Dataset listings of figures

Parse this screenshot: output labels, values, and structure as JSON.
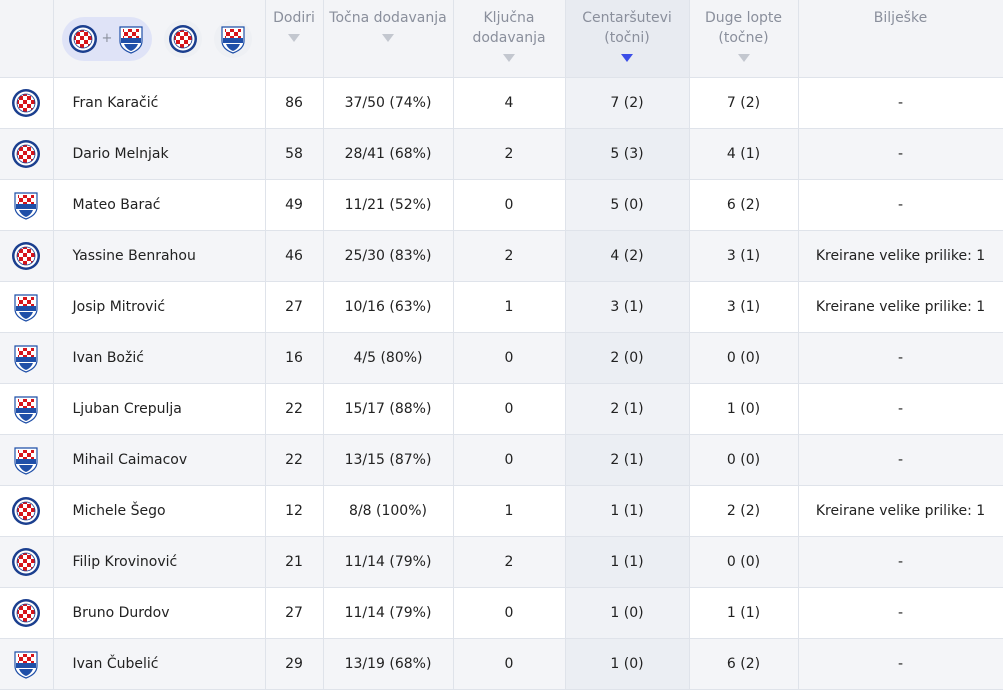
{
  "headers": {
    "touches": "Dodiri",
    "accurate_passes": "Točna dodavanja",
    "key_passes": "Ključna dodavanja",
    "crosses": "Centaršutevi (točni)",
    "long_balls": "Duge lopte (točne)",
    "notes": "Bilješke"
  },
  "team_filter": {
    "plus": "+"
  },
  "rows": [
    {
      "team": "hajduk",
      "name": "Fran Karačić",
      "touches": "86",
      "passes": "37/50 (74%)",
      "key": "4",
      "crosses": "7 (2)",
      "long": "7 (2)",
      "notes": "-"
    },
    {
      "team": "hajduk",
      "name": "Dario Melnjak",
      "touches": "58",
      "passes": "28/41 (68%)",
      "key": "2",
      "crosses": "5 (3)",
      "long": "4 (1)",
      "notes": "-"
    },
    {
      "team": "slaven",
      "name": "Mateo Barać",
      "touches": "49",
      "passes": "11/21 (52%)",
      "key": "0",
      "crosses": "5 (0)",
      "long": "6 (2)",
      "notes": "-"
    },
    {
      "team": "hajduk",
      "name": "Yassine Benrahou",
      "touches": "46",
      "passes": "25/30 (83%)",
      "key": "2",
      "crosses": "4 (2)",
      "long": "3 (1)",
      "notes": "Kreirane velike prilike: 1"
    },
    {
      "team": "slaven",
      "name": "Josip Mitrović",
      "touches": "27",
      "passes": "10/16 (63%)",
      "key": "1",
      "crosses": "3 (1)",
      "long": "3 (1)",
      "notes": "Kreirane velike prilike: 1"
    },
    {
      "team": "slaven",
      "name": "Ivan Božić",
      "touches": "16",
      "passes": "4/5 (80%)",
      "key": "0",
      "crosses": "2 (0)",
      "long": "0 (0)",
      "notes": "-"
    },
    {
      "team": "slaven",
      "name": "Ljuban Crepulja",
      "touches": "22",
      "passes": "15/17 (88%)",
      "key": "0",
      "crosses": "2 (1)",
      "long": "1 (0)",
      "notes": "-"
    },
    {
      "team": "slaven",
      "name": "Mihail Caimacov",
      "touches": "22",
      "passes": "13/15 (87%)",
      "key": "0",
      "crosses": "2 (1)",
      "long": "0 (0)",
      "notes": "-"
    },
    {
      "team": "hajduk",
      "name": "Michele Šego",
      "touches": "12",
      "passes": "8/8 (100%)",
      "key": "1",
      "crosses": "1 (1)",
      "long": "2 (2)",
      "notes": "Kreirane velike prilike: 1"
    },
    {
      "team": "hajduk",
      "name": "Filip Krovinović",
      "touches": "21",
      "passes": "11/14 (79%)",
      "key": "2",
      "crosses": "1 (1)",
      "long": "0 (0)",
      "notes": "-"
    },
    {
      "team": "hajduk",
      "name": "Bruno Durdov",
      "touches": "27",
      "passes": "11/14 (79%)",
      "key": "0",
      "crosses": "1 (0)",
      "long": "1 (1)",
      "notes": "-"
    },
    {
      "team": "slaven",
      "name": "Ivan Čubelić",
      "touches": "29",
      "passes": "13/19 (68%)",
      "key": "0",
      "crosses": "1 (0)",
      "long": "6 (2)",
      "notes": "-"
    }
  ],
  "colors": {
    "header_bg": "#f3f4f7",
    "sort_active": "#3b4ee8",
    "filter_pill": "#dfe3f7",
    "hajduk_blue": "#1b3f8f",
    "hajduk_red": "#d7141a",
    "slaven_blue": "#1f4fa8"
  }
}
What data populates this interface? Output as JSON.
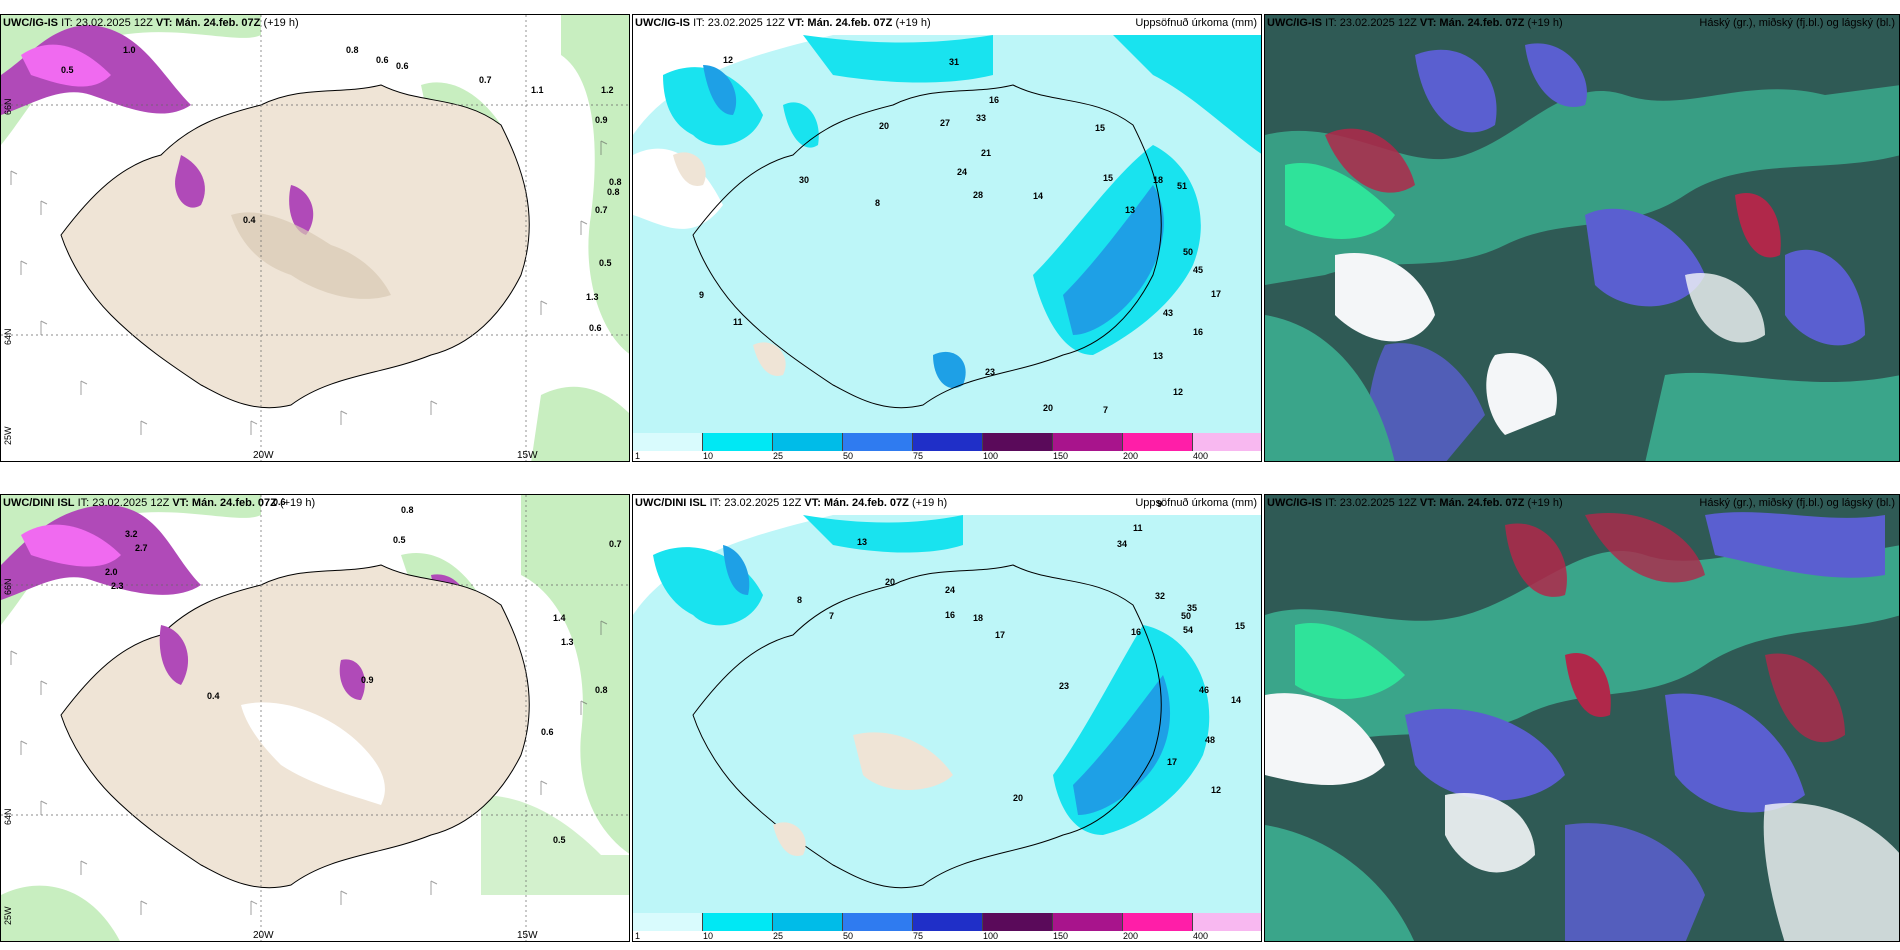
{
  "panels": [
    {
      "id": "top-left",
      "model": "UWC/IG-IS",
      "init": "IT: 23.02.2025 12Z",
      "valid": "VT: Mán. 24.feb. 07Z",
      "lead": "(+19 h)",
      "field_title": "",
      "values": [
        "0.5",
        "1.0",
        "0.8",
        "0.6",
        "1.2",
        "0.7",
        "0.9",
        "0.4",
        "0.8",
        "0.6",
        "1.1",
        "0.5",
        "1.3",
        "0.7",
        "0.8",
        "0.6"
      ]
    },
    {
      "id": "top-middle",
      "model": "UWC/IG-IS",
      "init": "IT: 23.02.2025 12Z",
      "valid": "VT: Mán. 24.feb. 07Z",
      "lead": "(+19 h)",
      "field_title": "Uppsöfnuð úrkoma (mm)",
      "values": [
        "12",
        "31",
        "16",
        "20",
        "27",
        "33",
        "15",
        "21",
        "24",
        "28",
        "30",
        "13",
        "8",
        "14",
        "15",
        "18",
        "51",
        "50",
        "45",
        "43",
        "17",
        "16",
        "13",
        "12",
        "23",
        "20",
        "7",
        "9",
        "11"
      ]
    },
    {
      "id": "top-right",
      "model": "UWC/IG-IS",
      "init": "IT: 23.02.2025 12Z",
      "valid": "VT: Mán. 24.feb. 07Z",
      "lead": "(+19 h)",
      "field_title": "Háský (gr.), miðský (fj.bl.) og lágský (bl.)",
      "values": []
    },
    {
      "id": "bottom-left",
      "model": "UWC/DINI ISL",
      "init": "IT: 23.02.2025 12Z",
      "valid": "VT: Mán. 24.feb. 07Z",
      "lead": "(+19 h)",
      "field_title": "",
      "values": [
        "3.2",
        "2.7",
        "2.0",
        "2.3",
        "0.6",
        "0.8",
        "0.5",
        "0.7",
        "1.4",
        "0.4",
        "0.9",
        "1.3",
        "0.8",
        "0.6",
        "0.5"
      ]
    },
    {
      "id": "bottom-middle",
      "model": "UWC/DINI ISL",
      "init": "IT: 23.02.2025 12Z",
      "valid": "VT: Mán. 24.feb. 07Z",
      "lead": "(+19 h)",
      "field_title": "Uppsöfnuð úrkoma (mm)",
      "values": [
        "13",
        "20",
        "24",
        "16",
        "18",
        "17",
        "34",
        "32",
        "50",
        "54",
        "46",
        "48",
        "35",
        "16",
        "15",
        "17",
        "12",
        "14",
        "23",
        "20",
        "9",
        "11",
        "8",
        "7"
      ]
    },
    {
      "id": "bottom-right",
      "model": "UWC/IG-IS",
      "init": "IT: 23.02.2025 12Z",
      "valid": "VT: Mán. 24.feb. 07Z",
      "lead": "(+19 h)",
      "field_title": "Háský (gr.), miðský (fj.bl.) og lágský (bl.)",
      "values": []
    }
  ],
  "axis_labels": {
    "lon_20w": "20W",
    "lon_15w": "15W",
    "lat_66n": "66N",
    "lat_64n": "64N",
    "lon_25w": "25W"
  },
  "precip_legend": {
    "ticks": [
      "1",
      "10",
      "25",
      "50",
      "75",
      "100",
      "150",
      "200",
      "400"
    ],
    "colors": [
      "#d9fbfd",
      "#00e8f4",
      "#00bce8",
      "#2f7bf0",
      "#1f2fc8",
      "#5a0a5a",
      "#a8148c",
      "#ff1ea8",
      "#f8b8f0"
    ]
  },
  "colors": {
    "land": "#efe4d6",
    "sea": "#ffffff",
    "precip_light": "#bdf6f8",
    "precip_cyan": "#19e3ef",
    "precip_blue": "#1ea0e6",
    "snow_purple": "#b04ab8",
    "snow_magenta": "#f06af0",
    "green_light": "#c8eec0",
    "green_mid": "#78d27a",
    "cloud_dark": "#2f5a55",
    "cloud_teal": "#3aa58a",
    "cloud_green": "#2fe39a",
    "cloud_blue": "#5a5fd0",
    "cloud_red": "#b0284a",
    "cloud_white": "#f4f6f8"
  }
}
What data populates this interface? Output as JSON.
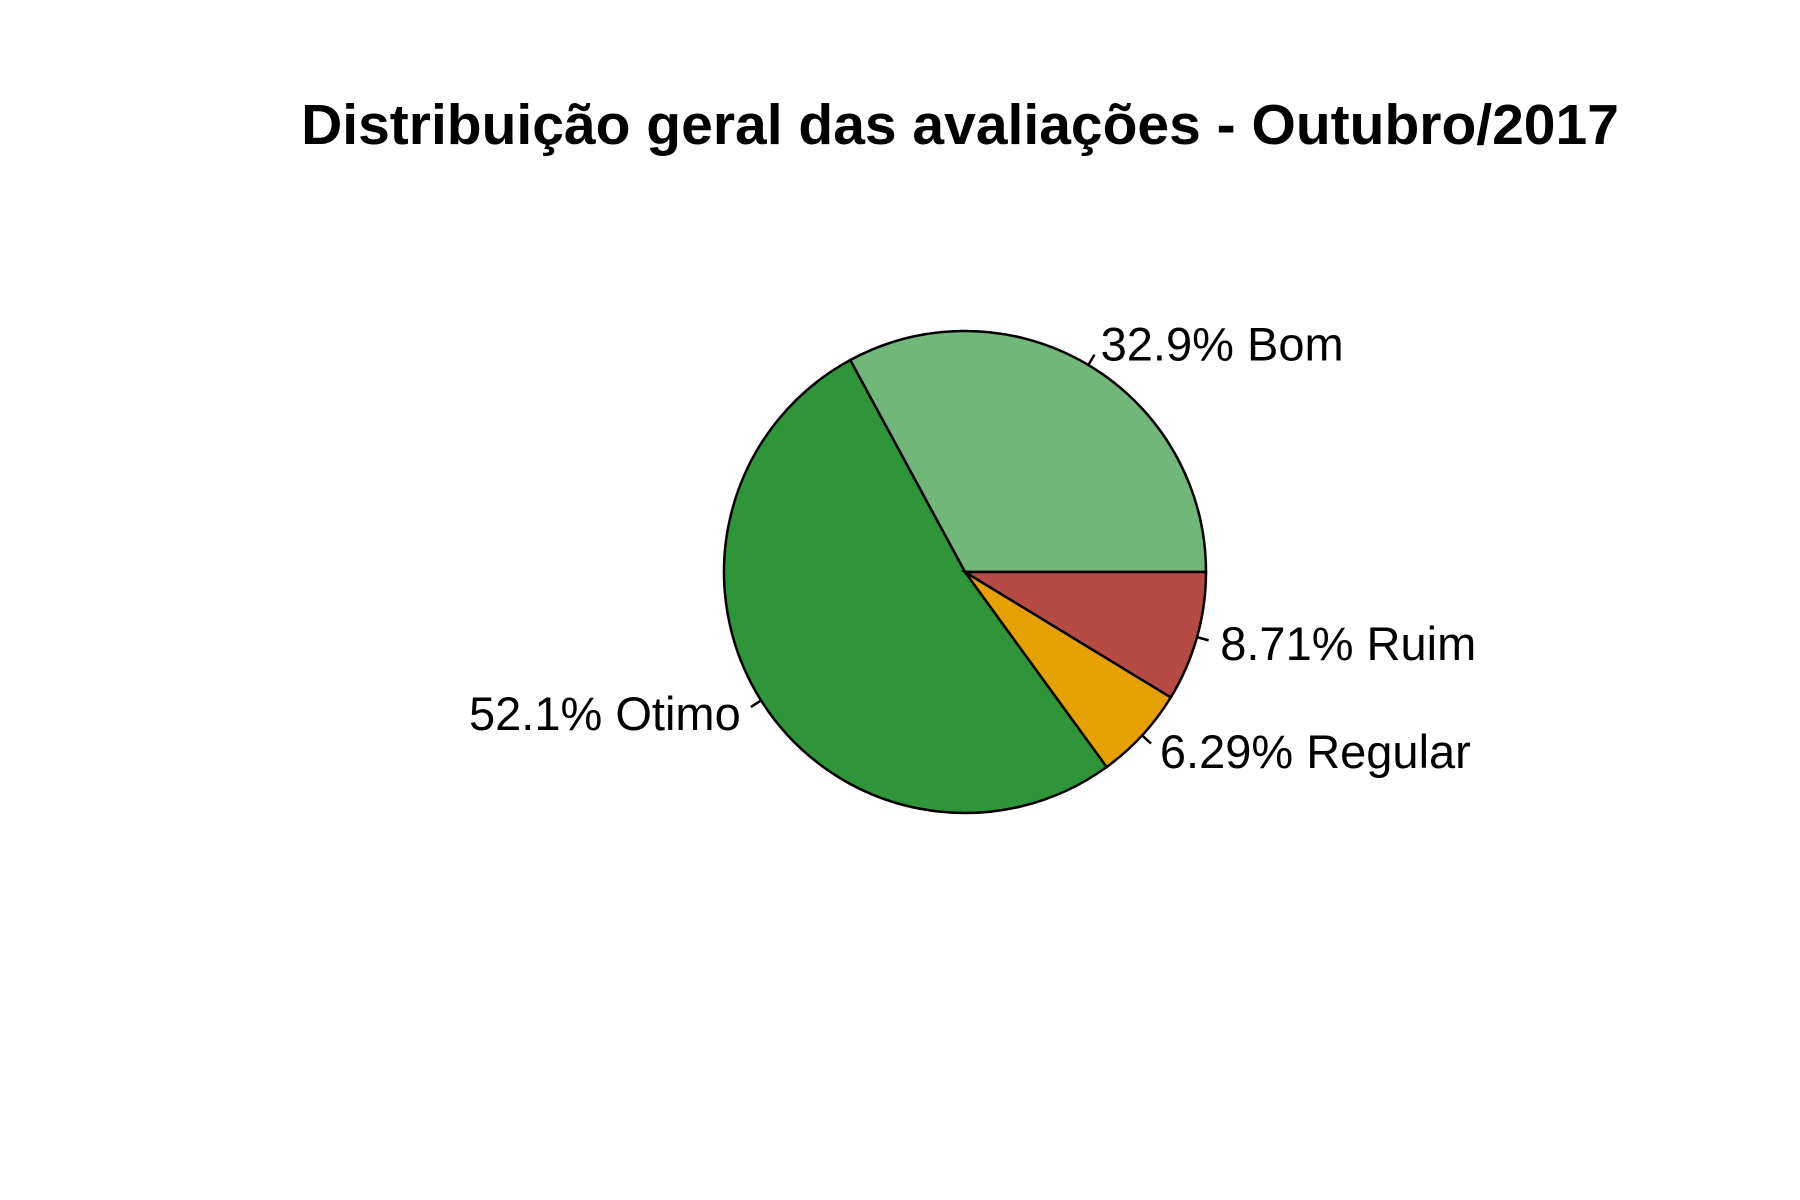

**REQUEST:**
Quote the preceding records in their entirety, excluding every picture.

**OUTPUT FOR THIS EXERCISE:**
Parse this screenshot: output labels, values, and structure as JSON.
{
  "headers": {
    "touches": "Dodiri",
    "accurate_passes": "Točna dodavanja",
    "key_passes": "Ključna dodavanja",
    "crosses": "Centaršutevi (točni)",
    "long_balls": "Duge lopte (točne)",
    "notes": "Bilješke"
  },
  "team_filter": {
    "plus": "+"
  },
  "rows": [
    {
      "team": "hajduk",
      "name": "Fran Karačić",
      "touches": "86",
      "passes": "37/50 (74%)",
      "key": "4",
      "crosses": "7 (2)",
      "long": "7 (2)",
      "notes": "-"
    },
    {
      "team": "hajduk",
      "name": "Dario Melnjak",
      "touches": "58",
      "passes": "28/41 (68%)",
      "key": "2",
      "crosses": "5 (3)",
      "long": "4 (1)",
      "notes": "-"
    },
    {
      "team": "slaven",
      "name": "Mateo Barać",
      "touches": "49",
      "passes": "11/21 (52%)",
      "key": "0",
      "crosses": "5 (0)",
      "long": "6 (2)",
      "notes": "-"
    },
    {
      "team": "hajduk",
      "name": "Yassine Benrahou",
      "touches": "46",
      "passes": "25/30 (83%)",
      "key": "2",
      "crosses": "4 (2)",
      "long": "3 (1)",
      "notes": "Kreirane velike prilike: 1"
    },
    {
      "team": "slaven",
      "name": "Josip Mitrović",
      "touches": "27",
      "passes": "10/16 (63%)",
      "key": "1",
      "crosses": "3 (1)",
      "long": "3 (1)",
      "notes": "Kreirane velike prilike: 1"
    },
    {
      "team": "slaven",
      "name": "Ivan Božić",
      "touches": "16",
      "passes": "4/5 (80%)",
      "key": "0",
      "crosses": "2 (0)",
      "long": "0 (0)",
      "notes": "-"
    },
    {
      "team": "slaven",
      "name": "Ljuban Crepulja",
      "touches": "22",
      "passes": "15/17 (88%)",
      "key": "0",
      "crosses": "2 (1)",
      "long": "1 (0)",
      "notes": "-"
    },
    {
      "team": "slaven",
      "name": "Mihail Caimacov",
      "touches": "22",
      "passes": "13/15 (87%)",
      "key": "0",
      "crosses": "2 (1)",
      "long": "0 (0)",
      "notes": "-"
    },
    {
      "team": "hajduk",
      "name": "Michele Šego",
      "touches": "12",
      "passes": "8/8 (100%)",
      "key": "1",
      "crosses": "1 (1)",
      "long": "2 (2)",
      "notes": "Kreirane velike prilike: 1"
    },
    {
      "team": "hajduk",
      "name": "Filip Krovinović",
      "touches": "21",
      "passes": "11/14 (79%)",
      "key": "2",
      "crosses": "1 (1)",
      "long": "0 (0)",
      "notes": "-"
    },
    {
      "team": "hajduk",
      "name": "Bruno Durdov",
      "touches": "27",
      "passes": "11/14 (79%)",
      "key": "0",
      "crosses": "1 (0)",
      "long": "1 (1)",
      "notes": "-"
    },
    {
      "team": "slaven",
      "name": "Ivan Čubelić",
      "touches": "29",
      "passes": "13/19 (68%)",
      "key": "0",
      "crosses": "1 (0)",
      "long": "6 (2)",
      "notes": "-"
    }
  ],
  "colors": {
    "header_bg": "#f3f4f7",
    "sort_active": "#3b4ee8",
    "filter_pill": "#dfe3f7",
    "hajduk_blue": "#1b3f8f",
    "hajduk_red": "#d7141a",
    "slaven_blue": "#1f4fa8"
  }
}
What data populates this interface? Output as JSON.
{
  "panels": [
    {
      "id": "top-left",
      "model": "UWC/IG-IS",
      "init": "IT: 23.02.2025 12Z",
      "valid": "VT: Mán. 24.feb. 07Z",
      "lead": "(+19 h)",
      "field_title": "",
      "values": [
        "0.5",
        "1.0",
        "0.8",
        "0.6",
        "1.2",
        "0.7",
        "0.9",
        "0.4",
        "0.8",
        "0.6",
        "1.1",
        "0.5",
        "1.3",
        "0.7",
        "0.8",
        "0.6"
      ]
    },
    {
      "id": "top-middle",
      "model": "UWC/IG-IS",
      "init": "IT: 23.02.2025 12Z",
      "valid": "VT: Mán. 24.feb. 07Z",
      "lead": "(+19 h)",
      "field_title": "Uppsöfnuð úrkoma (mm)",
      "values": [
        "12",
        "31",
        "16",
        "20",
        "27",
        "33",
        "15",
        "21",
        "24",
        "28",
        "30",
        "13",
        "8",
        "14",
        "15",
        "18",
        "51",
        "50",
        "45",
        "43",
        "17",
        "16",
        "13",
        "12",
        "23",
        "20",
        "7",
        "9",
        "11"
      ]
    },
    {
      "id": "top-right",
      "model": "UWC/IG-IS",
      "init": "IT: 23.02.2025 12Z",
      "valid": "VT: Mán. 24.feb. 07Z",
      "lead": "(+19 h)",
      "field_title": "Háský (gr.), miðský (fj.bl.) og lágský (bl.)",
      "values": []
    },
    {
      "id": "bottom-left",
      "model": "UWC/DINI ISL",
      "init": "IT: 23.02.2025 12Z",
      "valid": "VT: Mán. 24.feb. 07Z",
      "lead": "(+19 h)",
      "field_title": "",
      "values": [
        "3.2",
        "2.7",
        "2.0",
        "2.3",
        "0.6",
        "0.8",
        "0.5",
        "0.7",
        "1.4",
        "0.4",
        "0.9",
        "1.3",
        "0.8",
        "0.6",
        "0.5"
      ]
    },
    {
      "id": "bottom-middle",
      "model": "UWC/DINI ISL",
      "init": "IT: 23.02.2025 12Z",
      "valid": "VT: Mán. 24.feb. 07Z",
      "lead": "(+19 h)",
      "field_title": "Uppsöfnuð úrkoma (mm)",
      "values": [
        "13",
        "20",
        "24",
        "16",
        "18",
        "17",
        "34",
        "32",
        "50",
        "54",
        "46",
        "48",
        "35",
        "16",
        "15",
        "17",
        "12",
        "14",
        "23",
        "20",
        "9",
        "11",
        "8",
        "7"
      ]
    },
    {
      "id": "bottom-right",
      "model": "UWC/IG-IS",
      "init": "IT: 23.02.2025 12Z",
      "valid": "VT: Mán. 24.feb. 07Z",
      "lead": "(+19 h)",
      "field_title": "Háský (gr.), miðský (fj.bl.) og lágský (bl.)",
      "values": []
    }
  ],
  "axis_labels": {
    "lon_20w": "20W",
    "lon_15w": "15W",
    "lat_66n": "66N",
    "lat_64n": "64N",
    "lon_25w": "25W"
  },
  "precip_legend": {
    "ticks": [
      "1",
      "10",
      "25",
      "50",
      "75",
      "100",
      "150",
      "200",
      "400"
    ],
    "colors": [
      "#d9fbfd",
      "#00e8f4",
      "#00bce8",
      "#2f7bf0",
      "#1f2fc8",
      "#5a0a5a",
      "#a8148c",
      "#ff1ea8",
      "#f8b8f0"
    ]
  },
  "colors": {
    "land": "#efe4d6",
    "sea": "#ffffff",
    "precip_light": "#bdf6f8",
    "precip_cyan": "#19e3ef",
    "precip_blue": "#1ea0e6",
    "snow_purple": "#b04ab8",
    "snow_magenta": "#f06af0",
    "green_light": "#c8eec0",
    "green_mid": "#78d27a",
    "cloud_dark": "#2f5a55",
    "cloud_teal": "#3aa58a",
    "cloud_green": "#2fe39a",
    "cloud_blue": "#5a5fd0",
    "cloud_red": "#b0284a",
    "cloud_white": "#f4f6f8"
  }
}
What data populates this interface? Output as JSON.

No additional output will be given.